Stored data >>
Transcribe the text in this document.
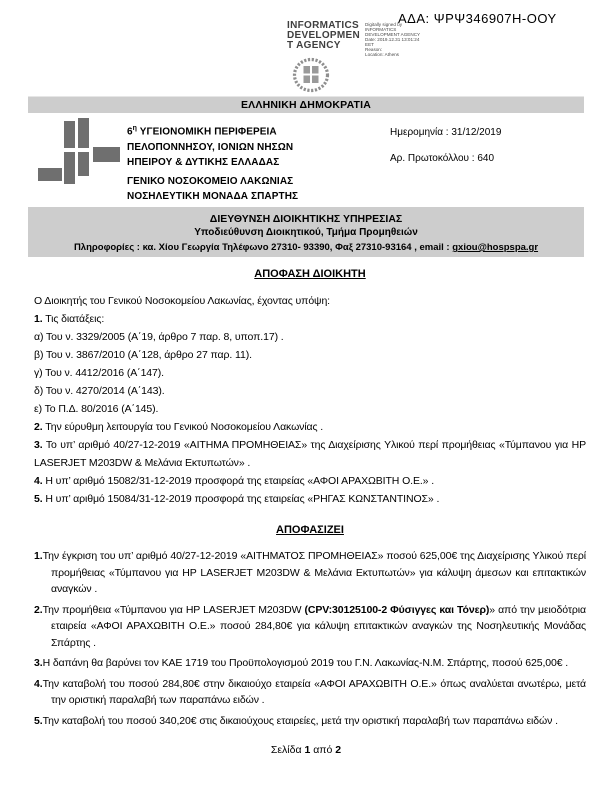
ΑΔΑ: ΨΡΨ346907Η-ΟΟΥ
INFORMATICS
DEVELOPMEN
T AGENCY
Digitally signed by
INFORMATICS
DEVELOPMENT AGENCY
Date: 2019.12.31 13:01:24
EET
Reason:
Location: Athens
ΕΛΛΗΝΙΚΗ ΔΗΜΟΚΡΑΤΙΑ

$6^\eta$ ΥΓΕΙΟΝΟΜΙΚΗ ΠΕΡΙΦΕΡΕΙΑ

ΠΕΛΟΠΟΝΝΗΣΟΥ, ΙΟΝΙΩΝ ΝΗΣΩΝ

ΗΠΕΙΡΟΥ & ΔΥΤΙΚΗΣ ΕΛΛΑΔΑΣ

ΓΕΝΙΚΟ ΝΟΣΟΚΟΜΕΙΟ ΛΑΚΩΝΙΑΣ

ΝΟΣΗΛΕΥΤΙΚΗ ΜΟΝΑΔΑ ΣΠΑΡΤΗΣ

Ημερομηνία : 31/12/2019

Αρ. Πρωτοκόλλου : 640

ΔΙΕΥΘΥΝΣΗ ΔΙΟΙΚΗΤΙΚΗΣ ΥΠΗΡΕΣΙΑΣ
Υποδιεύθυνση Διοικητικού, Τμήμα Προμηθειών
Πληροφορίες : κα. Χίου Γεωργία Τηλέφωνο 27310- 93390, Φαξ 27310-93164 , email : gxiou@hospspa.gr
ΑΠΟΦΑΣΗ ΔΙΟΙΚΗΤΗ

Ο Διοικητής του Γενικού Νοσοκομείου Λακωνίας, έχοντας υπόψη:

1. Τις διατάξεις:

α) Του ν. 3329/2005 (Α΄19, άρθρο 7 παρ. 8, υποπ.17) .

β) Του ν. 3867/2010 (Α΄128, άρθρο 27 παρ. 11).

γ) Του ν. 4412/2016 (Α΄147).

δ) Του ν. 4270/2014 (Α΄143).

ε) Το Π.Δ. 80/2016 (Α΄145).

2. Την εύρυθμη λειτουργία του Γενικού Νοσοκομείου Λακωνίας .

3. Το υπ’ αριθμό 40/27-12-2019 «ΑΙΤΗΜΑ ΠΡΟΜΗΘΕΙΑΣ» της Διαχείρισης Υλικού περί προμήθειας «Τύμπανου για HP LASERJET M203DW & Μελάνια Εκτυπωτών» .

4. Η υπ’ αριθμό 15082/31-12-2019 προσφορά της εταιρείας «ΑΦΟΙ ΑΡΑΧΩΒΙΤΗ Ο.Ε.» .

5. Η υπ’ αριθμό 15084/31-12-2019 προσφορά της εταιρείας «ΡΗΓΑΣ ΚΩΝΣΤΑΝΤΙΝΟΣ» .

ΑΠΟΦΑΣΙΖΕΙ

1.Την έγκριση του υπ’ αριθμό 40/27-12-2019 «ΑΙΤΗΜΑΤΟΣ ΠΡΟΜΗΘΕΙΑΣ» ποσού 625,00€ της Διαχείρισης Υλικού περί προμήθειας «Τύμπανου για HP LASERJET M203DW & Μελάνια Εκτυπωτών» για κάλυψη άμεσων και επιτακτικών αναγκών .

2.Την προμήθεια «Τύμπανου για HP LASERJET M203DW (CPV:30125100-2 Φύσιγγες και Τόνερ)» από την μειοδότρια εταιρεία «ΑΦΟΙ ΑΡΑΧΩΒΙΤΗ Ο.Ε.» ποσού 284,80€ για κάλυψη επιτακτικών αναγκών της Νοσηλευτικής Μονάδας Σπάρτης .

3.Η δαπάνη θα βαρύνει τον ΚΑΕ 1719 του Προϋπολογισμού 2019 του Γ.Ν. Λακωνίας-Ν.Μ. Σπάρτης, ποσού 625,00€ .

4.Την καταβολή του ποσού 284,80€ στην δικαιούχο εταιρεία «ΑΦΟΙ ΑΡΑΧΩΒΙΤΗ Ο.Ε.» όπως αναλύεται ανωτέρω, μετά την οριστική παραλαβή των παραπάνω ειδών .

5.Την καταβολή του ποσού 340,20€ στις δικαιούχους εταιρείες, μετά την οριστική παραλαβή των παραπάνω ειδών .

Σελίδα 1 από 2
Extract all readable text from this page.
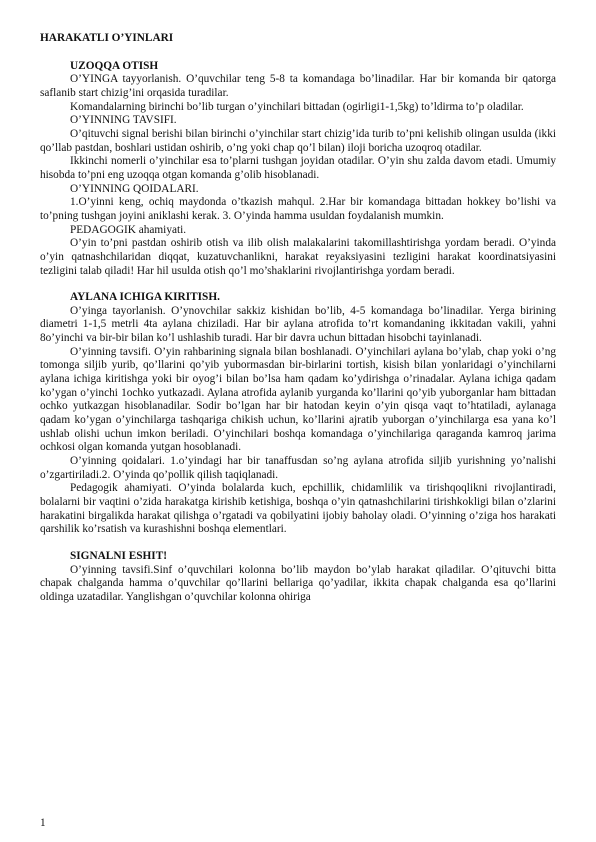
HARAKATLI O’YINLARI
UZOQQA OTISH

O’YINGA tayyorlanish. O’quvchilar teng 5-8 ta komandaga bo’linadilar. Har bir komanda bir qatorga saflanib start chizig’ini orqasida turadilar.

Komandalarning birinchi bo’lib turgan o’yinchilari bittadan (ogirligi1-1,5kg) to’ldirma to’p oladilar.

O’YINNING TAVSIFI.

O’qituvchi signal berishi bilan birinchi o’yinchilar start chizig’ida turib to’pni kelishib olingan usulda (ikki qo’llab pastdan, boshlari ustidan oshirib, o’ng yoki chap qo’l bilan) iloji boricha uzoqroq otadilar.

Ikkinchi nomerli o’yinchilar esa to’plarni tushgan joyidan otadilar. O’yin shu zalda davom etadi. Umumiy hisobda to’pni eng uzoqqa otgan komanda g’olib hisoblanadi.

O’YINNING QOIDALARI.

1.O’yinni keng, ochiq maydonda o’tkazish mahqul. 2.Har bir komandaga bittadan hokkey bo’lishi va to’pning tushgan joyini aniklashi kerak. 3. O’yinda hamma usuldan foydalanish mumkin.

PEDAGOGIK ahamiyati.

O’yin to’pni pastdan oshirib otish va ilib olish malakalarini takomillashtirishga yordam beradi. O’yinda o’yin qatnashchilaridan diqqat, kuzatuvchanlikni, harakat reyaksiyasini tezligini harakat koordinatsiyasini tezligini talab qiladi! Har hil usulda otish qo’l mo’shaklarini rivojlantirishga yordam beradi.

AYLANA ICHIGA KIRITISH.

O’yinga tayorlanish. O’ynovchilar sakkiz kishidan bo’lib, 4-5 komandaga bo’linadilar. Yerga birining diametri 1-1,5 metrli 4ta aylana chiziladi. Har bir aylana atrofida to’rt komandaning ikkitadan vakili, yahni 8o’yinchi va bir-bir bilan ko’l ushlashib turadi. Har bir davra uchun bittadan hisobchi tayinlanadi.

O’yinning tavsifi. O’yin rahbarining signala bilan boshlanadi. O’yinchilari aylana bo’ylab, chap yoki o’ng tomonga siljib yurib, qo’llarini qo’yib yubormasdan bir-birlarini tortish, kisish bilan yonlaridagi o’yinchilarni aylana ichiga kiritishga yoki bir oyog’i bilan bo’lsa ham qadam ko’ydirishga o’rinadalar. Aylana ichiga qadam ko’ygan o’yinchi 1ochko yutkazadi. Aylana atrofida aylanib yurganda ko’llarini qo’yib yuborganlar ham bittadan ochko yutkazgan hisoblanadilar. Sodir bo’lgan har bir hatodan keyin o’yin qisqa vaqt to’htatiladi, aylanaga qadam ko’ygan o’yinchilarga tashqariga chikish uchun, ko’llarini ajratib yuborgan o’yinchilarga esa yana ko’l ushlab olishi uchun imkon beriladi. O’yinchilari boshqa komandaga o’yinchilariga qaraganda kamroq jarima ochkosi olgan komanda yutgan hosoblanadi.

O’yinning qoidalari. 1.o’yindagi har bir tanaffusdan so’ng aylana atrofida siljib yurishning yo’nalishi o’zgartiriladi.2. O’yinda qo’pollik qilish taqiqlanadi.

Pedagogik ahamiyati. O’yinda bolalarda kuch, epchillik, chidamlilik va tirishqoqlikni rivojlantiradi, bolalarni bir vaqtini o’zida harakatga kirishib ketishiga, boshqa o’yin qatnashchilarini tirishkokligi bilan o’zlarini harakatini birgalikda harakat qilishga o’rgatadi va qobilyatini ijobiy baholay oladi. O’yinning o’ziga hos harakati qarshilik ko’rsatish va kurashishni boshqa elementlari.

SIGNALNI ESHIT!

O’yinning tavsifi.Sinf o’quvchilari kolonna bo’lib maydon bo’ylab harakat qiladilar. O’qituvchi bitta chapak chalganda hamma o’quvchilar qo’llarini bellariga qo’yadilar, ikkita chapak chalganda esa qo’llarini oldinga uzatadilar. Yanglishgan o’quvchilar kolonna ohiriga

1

Exercise >> State the count of lines above containing the string "hamma", and add nothing to it.

Answer to the task >> 2